== Exercise prompt ==
Exact repetition is required: output every record in full.

Collected data:
--- start ---
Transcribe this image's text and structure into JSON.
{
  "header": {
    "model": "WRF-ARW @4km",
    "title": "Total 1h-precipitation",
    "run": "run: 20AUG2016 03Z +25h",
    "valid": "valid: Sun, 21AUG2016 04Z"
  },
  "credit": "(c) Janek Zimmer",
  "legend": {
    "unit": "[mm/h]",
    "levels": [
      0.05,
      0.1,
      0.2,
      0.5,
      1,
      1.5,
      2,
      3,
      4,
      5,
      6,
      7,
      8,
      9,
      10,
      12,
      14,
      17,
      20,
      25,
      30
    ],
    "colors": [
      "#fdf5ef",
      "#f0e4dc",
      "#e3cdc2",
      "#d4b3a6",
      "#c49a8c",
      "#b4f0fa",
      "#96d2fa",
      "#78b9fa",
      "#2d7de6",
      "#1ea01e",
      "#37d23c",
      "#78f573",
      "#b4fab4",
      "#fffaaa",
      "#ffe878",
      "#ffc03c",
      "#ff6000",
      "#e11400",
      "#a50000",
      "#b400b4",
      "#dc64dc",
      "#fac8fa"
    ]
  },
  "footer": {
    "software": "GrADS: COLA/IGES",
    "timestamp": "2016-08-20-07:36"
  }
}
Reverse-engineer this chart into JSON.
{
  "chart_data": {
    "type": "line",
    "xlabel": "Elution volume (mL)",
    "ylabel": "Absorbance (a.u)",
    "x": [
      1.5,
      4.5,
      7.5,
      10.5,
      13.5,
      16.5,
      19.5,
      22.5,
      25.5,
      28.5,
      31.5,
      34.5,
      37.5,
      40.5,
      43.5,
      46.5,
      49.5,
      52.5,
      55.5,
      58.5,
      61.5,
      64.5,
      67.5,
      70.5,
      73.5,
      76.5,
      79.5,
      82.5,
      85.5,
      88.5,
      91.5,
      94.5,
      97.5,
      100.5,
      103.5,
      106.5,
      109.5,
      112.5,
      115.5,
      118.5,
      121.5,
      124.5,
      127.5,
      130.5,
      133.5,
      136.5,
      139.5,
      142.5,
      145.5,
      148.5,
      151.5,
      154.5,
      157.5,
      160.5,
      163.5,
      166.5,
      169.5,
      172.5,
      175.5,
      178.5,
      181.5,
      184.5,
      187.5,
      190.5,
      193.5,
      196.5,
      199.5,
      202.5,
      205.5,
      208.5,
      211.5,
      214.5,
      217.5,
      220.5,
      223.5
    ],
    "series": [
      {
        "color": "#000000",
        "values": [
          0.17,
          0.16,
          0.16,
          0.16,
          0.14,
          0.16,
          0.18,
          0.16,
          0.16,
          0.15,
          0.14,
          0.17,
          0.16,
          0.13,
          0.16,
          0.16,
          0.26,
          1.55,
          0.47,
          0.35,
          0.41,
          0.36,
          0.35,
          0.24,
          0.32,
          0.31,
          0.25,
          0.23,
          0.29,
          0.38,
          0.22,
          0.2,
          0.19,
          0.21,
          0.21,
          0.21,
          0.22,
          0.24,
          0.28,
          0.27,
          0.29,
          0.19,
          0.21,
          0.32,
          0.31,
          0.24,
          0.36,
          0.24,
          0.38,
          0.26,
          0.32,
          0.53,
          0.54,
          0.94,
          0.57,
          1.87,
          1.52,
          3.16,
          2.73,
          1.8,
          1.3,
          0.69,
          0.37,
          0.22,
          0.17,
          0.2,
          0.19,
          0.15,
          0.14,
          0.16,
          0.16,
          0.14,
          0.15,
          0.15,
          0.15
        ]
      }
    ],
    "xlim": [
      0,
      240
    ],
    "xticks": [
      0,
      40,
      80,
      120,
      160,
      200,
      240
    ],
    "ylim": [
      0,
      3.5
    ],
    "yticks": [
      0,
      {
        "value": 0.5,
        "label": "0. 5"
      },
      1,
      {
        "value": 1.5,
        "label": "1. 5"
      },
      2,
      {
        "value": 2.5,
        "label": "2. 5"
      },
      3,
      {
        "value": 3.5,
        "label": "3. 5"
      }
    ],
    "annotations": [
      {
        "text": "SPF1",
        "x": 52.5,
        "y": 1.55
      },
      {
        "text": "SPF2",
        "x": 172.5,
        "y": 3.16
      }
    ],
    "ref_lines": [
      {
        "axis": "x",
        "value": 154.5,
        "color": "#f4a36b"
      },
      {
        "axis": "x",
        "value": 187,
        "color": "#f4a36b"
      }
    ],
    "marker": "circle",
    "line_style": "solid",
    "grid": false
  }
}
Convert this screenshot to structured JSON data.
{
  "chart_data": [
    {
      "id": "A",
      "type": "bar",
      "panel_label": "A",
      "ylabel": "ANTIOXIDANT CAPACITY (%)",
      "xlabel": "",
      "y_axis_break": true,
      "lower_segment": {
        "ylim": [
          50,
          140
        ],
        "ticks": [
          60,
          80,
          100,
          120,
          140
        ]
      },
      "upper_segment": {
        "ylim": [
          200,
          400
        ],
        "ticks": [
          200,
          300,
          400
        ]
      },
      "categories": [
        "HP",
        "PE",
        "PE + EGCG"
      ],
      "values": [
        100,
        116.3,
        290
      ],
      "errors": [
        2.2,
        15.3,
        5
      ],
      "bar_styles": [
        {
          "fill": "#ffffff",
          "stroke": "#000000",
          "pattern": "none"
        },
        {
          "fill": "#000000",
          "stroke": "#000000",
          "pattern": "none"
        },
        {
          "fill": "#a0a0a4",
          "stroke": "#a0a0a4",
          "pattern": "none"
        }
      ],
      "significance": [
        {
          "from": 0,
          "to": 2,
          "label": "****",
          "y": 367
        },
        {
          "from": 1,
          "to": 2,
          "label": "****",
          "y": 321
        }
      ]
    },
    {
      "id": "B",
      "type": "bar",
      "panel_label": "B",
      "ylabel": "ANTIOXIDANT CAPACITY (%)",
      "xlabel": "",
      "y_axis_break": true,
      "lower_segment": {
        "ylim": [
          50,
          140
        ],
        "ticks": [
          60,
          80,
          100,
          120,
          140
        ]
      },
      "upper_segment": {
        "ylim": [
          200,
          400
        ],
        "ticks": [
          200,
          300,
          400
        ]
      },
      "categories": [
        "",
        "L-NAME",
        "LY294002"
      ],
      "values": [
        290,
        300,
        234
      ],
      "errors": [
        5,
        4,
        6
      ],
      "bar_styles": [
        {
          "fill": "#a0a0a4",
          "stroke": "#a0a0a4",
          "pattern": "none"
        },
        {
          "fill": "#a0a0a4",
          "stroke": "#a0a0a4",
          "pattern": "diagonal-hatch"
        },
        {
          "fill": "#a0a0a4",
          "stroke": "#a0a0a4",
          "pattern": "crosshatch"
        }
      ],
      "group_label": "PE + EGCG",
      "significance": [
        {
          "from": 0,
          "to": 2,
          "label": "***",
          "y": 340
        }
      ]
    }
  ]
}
--- end ---
== Complete answer ==
Transcribe this image's text and structure into JSON.
{
  "header": {
    "model": "WRF-ARW @4km",
    "title": "Total 1h-precipitation",
    "run": "run: 20AUG2016 03Z +25h",
    "valid": "valid: Sun, 21AUG2016 04Z"
  },
  "credit": "(c) Janek Zimmer",
  "legend": {
    "unit": "[mm/h]",
    "levels": [
      0.05,
      0.1,
      0.2,
      0.5,
      1,
      1.5,
      2,
      3,
      4,
      5,
      6,
      7,
      8,
      9,
      10,
      12,
      14,
      17,
      20,
      25,
      30
    ],
    "colors": [
      "#fdf5ef",
      "#f0e4dc",
      "#e3cdc2",
      "#d4b3a6",
      "#c49a8c",
      "#b4f0fa",
      "#96d2fa",
      "#78b9fa",
      "#2d7de6",
      "#1ea01e",
      "#37d23c",
      "#78f573",
      "#b4fab4",
      "#fffaaa",
      "#ffe878",
      "#ffc03c",
      "#ff6000",
      "#e11400",
      "#a50000",
      "#b400b4",
      "#dc64dc",
      "#fac8fa"
    ]
  },
  "footer": {
    "software": "GrADS: COLA/IGES",
    "timestamp": "2016-08-20-07:36"
  }
}
Reverse-engineer this chart into JSON.
{
  "chart_data": {
    "type": "line",
    "xlabel": "Elution volume (mL)",
    "ylabel": "Absorbance (a.u)",
    "x": [
      1.5,
      4.5,
      7.5,
      10.5,
      13.5,
      16.5,
      19.5,
      22.5,
      25.5,
      28.5,
      31.5,
      34.5,
      37.5,
      40.5,
      43.5,
      46.5,
      49.5,
      52.5,
      55.5,
      58.5,
      61.5,
      64.5,
      67.5,
      70.5,
      73.5,
      76.5,
      79.5,
      82.5,
      85.5,
      88.5,
      91.5,
      94.5,
      97.5,
      100.5,
      103.5,
      106.5,
      109.5,
      112.5,
      115.5,
      118.5,
      121.5,
      124.5,
      127.5,
      130.5,
      133.5,
      136.5,
      139.5,
      142.5,
      145.5,
      148.5,
      151.5,
      154.5,
      157.5,
      160.5,
      163.5,
      166.5,
      169.5,
      172.5,
      175.5,
      178.5,
      181.5,
      184.5,
      187.5,
      190.5,
      193.5,
      196.5,
      199.5,
      202.5,
      205.5,
      208.5,
      211.5,
      214.5,
      217.5,
      220.5,
      223.5
    ],
    "series": [
      {
        "color": "#000000",
        "values": [
          0.17,
          0.16,
          0.16,
          0.16,
          0.14,
          0.16,
          0.18,
          0.16,
          0.16,
          0.15,
          0.14,
          0.17,
          0.16,
          0.13,
          0.16,
          0.16,
          0.26,
          1.55,
          0.47,
          0.35,
          0.41,
          0.36,
          0.35,
          0.24,
          0.32,
          0.31,
          0.25,
          0.23,
          0.29,
          0.38,
          0.22,
          0.2,
          0.19,
          0.21,
          0.21,
          0.21,
          0.22,
          0.24,
          0.28,
          0.27,
          0.29,
          0.19,
          0.21,
          0.32,
          0.31,
          0.24,
          0.36,
          0.24,
          0.38,
          0.26,
          0.32,
          0.53,
          0.54,
          0.94,
          0.57,
          1.87,
          1.52,
          3.16,
          2.73,
          1.8,
          1.3,
          0.69,
          0.37,
          0.22,
          0.17,
          0.2,
          0.19,
          0.15,
          0.14,
          0.16,
          0.16,
          0.14,
          0.15,
          0.15,
          0.15
        ]
      }
    ],
    "xlim": [
      0,
      240
    ],
    "xticks": [
      0,
      40,
      80,
      120,
      160,
      200,
      240
    ],
    "ylim": [
      0,
      3.5
    ],
    "yticks": [
      0,
      {
        "value": 0.5,
        "label": "0. 5"
      },
      1,
      {
        "value": 1.5,
        "label": "1. 5"
      },
      2,
      {
        "value": 2.5,
        "label": "2. 5"
      },
      3,
      {
        "value": 3.5,
        "label": "3. 5"
      }
    ],
    "annotations": [
      {
        "text": "SPF1",
        "x": 52.5,
        "y": 1.55
      },
      {
        "text": "SPF2",
        "x": 172.5,
        "y": 3.16
      }
    ],
    "ref_lines": [
      {
        "axis": "x",
        "value": 154.5,
        "color": "#f4a36b"
      },
      {
        "axis": "x",
        "value": 187,
        "color": "#f4a36b"
      }
    ],
    "marker": "circle",
    "line_style": "solid",
    "grid": false
  }
}
Convert this screenshot to structured JSON data.
{
  "chart_data": [
    {
      "id": "A",
      "type": "bar",
      "panel_label": "A",
      "ylabel": "ANTIOXIDANT CAPACITY (%)",
      "xlabel": "",
      "y_axis_break": true,
      "lower_segment": {
        "ylim": [
          50,
          140
        ],
        "ticks": [
          60,
          80,
          100,
          120,
          140
        ]
      },
      "upper_segment": {
        "ylim": [
          200,
          400
        ],
        "ticks": [
          200,
          300,
          400
        ]
      },
      "categories": [
        "HP",
        "PE",
        "PE + EGCG"
      ],
      "values": [
        100,
        116.3,
        290
      ],
      "errors": [
        2.2,
        15.3,
        5
      ],
      "bar_styles": [
        {
          "fill": "#ffffff",
          "stroke": "#000000",
          "pattern": "none"
        },
        {
          "fill": "#000000",
          "stroke": "#000000",
          "pattern": "none"
        },
        {
          "fill": "#a0a0a4",
          "stroke": "#a0a0a4",
          "pattern": "none"
        }
      ],
      "significance": [
        {
          "from": 0,
          "to": 2,
          "label": "****",
          "y": 367
        },
        {
          "from": 1,
          "to": 2,
          "label": "****",
          "y": 321
        }
      ]
    },
    {
      "id": "B",
      "type": "bar",
      "panel_label": "B",
      "ylabel": "ANTIOXIDANT CAPACITY (%)",
      "xlabel": "",
      "y_axis_break": true,
      "lower_segment": {
        "ylim": [
          50,
          140
        ],
        "ticks": [
          60,
          80,
          100,
          120,
          140
        ]
      },
      "upper_segment": {
        "ylim": [
          200,
          400
        ],
        "ticks": [
          200,
          300,
          400
        ]
      },
      "categories": [
        "",
        "L-NAME",
        "LY294002"
      ],
      "values": [
        290,
        300,
        234
      ],
      "errors": [
        5,
        4,
        6
      ],
      "bar_styles": [
        {
          "fill": "#a0a0a4",
          "stroke": "#a0a0a4",
          "pattern": "none"
        },
        {
          "fill": "#a0a0a4",
          "stroke": "#a0a0a4",
          "pattern": "diagonal-hatch"
        },
        {
          "fill": "#a0a0a4",
          "stroke": "#a0a0a4",
          "pattern": "crosshatch"
        }
      ],
      "group_label": "PE + EGCG",
      "significance": [
        {
          "from": 0,
          "to": 2,
          "label": "***",
          "y": 340
        }
      ]
    }
  ]
}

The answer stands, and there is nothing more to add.